■ WORK TO BE COMPLETED:
In the records below, find the line containing "Extract all readable text from this page."; copy exactly that line and all lines after it to the end, and nothing else.
------ DATASET RECORDS
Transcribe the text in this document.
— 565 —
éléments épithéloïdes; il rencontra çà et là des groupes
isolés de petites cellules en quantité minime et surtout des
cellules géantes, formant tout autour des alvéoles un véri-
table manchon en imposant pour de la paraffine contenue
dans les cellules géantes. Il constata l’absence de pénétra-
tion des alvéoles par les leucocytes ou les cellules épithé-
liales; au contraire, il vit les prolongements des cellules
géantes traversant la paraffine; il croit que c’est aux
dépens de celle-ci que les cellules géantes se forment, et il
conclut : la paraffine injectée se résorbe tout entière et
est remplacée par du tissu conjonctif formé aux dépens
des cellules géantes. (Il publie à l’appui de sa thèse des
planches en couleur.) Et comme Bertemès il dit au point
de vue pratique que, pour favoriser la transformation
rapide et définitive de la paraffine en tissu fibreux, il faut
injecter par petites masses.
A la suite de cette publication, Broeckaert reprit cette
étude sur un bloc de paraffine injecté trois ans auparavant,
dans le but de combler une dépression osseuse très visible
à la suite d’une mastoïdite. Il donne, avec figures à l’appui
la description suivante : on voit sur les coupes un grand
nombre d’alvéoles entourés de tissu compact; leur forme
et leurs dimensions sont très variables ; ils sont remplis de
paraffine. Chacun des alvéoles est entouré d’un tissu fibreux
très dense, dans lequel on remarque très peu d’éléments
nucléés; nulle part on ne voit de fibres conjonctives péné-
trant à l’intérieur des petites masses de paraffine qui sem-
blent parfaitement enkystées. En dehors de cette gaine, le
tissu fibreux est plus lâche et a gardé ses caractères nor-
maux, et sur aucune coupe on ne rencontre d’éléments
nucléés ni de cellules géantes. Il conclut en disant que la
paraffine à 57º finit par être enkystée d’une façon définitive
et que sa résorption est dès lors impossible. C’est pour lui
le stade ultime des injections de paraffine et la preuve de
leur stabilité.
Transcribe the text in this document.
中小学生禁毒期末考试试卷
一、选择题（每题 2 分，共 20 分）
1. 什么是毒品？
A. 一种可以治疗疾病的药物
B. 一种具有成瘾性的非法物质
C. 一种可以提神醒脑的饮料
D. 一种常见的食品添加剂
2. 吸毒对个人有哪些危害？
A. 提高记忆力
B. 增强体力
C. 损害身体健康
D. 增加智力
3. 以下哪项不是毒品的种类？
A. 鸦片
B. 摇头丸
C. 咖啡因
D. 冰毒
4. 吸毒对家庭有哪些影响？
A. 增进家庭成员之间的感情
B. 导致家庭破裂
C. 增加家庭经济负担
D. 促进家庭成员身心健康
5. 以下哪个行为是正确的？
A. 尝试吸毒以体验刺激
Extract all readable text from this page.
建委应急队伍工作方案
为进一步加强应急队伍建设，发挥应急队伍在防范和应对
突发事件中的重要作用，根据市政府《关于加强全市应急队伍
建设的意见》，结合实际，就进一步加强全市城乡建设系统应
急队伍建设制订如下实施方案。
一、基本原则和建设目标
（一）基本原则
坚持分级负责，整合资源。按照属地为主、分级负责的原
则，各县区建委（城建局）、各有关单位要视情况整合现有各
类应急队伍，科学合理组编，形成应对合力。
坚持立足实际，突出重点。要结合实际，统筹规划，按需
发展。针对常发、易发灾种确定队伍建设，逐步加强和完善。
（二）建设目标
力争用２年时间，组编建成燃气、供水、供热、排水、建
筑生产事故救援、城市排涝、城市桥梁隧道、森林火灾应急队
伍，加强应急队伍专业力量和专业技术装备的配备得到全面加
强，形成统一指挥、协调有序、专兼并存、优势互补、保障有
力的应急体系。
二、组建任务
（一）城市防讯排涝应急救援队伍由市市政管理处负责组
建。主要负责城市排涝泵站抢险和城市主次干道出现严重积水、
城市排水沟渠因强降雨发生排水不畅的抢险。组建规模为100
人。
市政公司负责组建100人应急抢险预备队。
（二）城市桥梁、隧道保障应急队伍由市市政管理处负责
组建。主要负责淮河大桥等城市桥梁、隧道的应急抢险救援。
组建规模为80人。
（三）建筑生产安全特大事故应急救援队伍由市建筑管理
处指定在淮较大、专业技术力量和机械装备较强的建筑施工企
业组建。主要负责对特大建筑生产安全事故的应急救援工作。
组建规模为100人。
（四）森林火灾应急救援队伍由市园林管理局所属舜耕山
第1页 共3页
------------
■ RESULT:
Extract all readable text from this page.
建委应急队伍工作方案
为进一步加强应急队伍建设，发挥应急队伍在防范和应对
突发事件中的重要作用，根据市政府《关于加强全市应急队伍
建设的意见》，结合实际，就进一步加强全市城乡建设系统应
急队伍建设制订如下实施方案。
一、基本原则和建设目标
（一）基本原则
坚持分级负责，整合资源。按照属地为主、分级负责的原
则，各县区建委（城建局）、各有关单位要视情况整合现有各
类应急队伍，科学合理组编，形成应对合力。
坚持立足实际，突出重点。要结合实际，统筹规划，按需
发展。针对常发、易发灾种确定队伍建设，逐步加强和完善。
（二）建设目标
力争用２年时间，组编建成燃气、供水、供热、排水、建
筑生产事故救援、城市排涝、城市桥梁隧道、森林火灾应急队
伍，加强应急队伍专业力量和专业技术装备的配备得到全面加
强，形成统一指挥、协调有序、专兼并存、优势互补、保障有
力的应急体系。
二、组建任务
（一）城市防讯排涝应急救援队伍由市市政管理处负责组
建。主要负责城市排涝泵站抢险和城市主次干道出现严重积水、
城市排水沟渠因强降雨发生排水不畅的抢险。组建规模为100
人。
市政公司负责组建100人应急抢险预备队。
（二）城市桥梁、隧道保障应急队伍由市市政管理处负责
组建。主要负责淮河大桥等城市桥梁、隧道的应急抢险救援。
组建规模为80人。
（三）建筑生产安全特大事故应急救援队伍由市建筑管理
处指定在淮较大、专业技术力量和机械装备较强的建筑施工企
业组建。主要负责对特大建筑生产安全事故的应急救援工作。
组建规模为100人。
（四）森林火灾应急救援队伍由市园林管理局所属舜耕山
第1页 共3页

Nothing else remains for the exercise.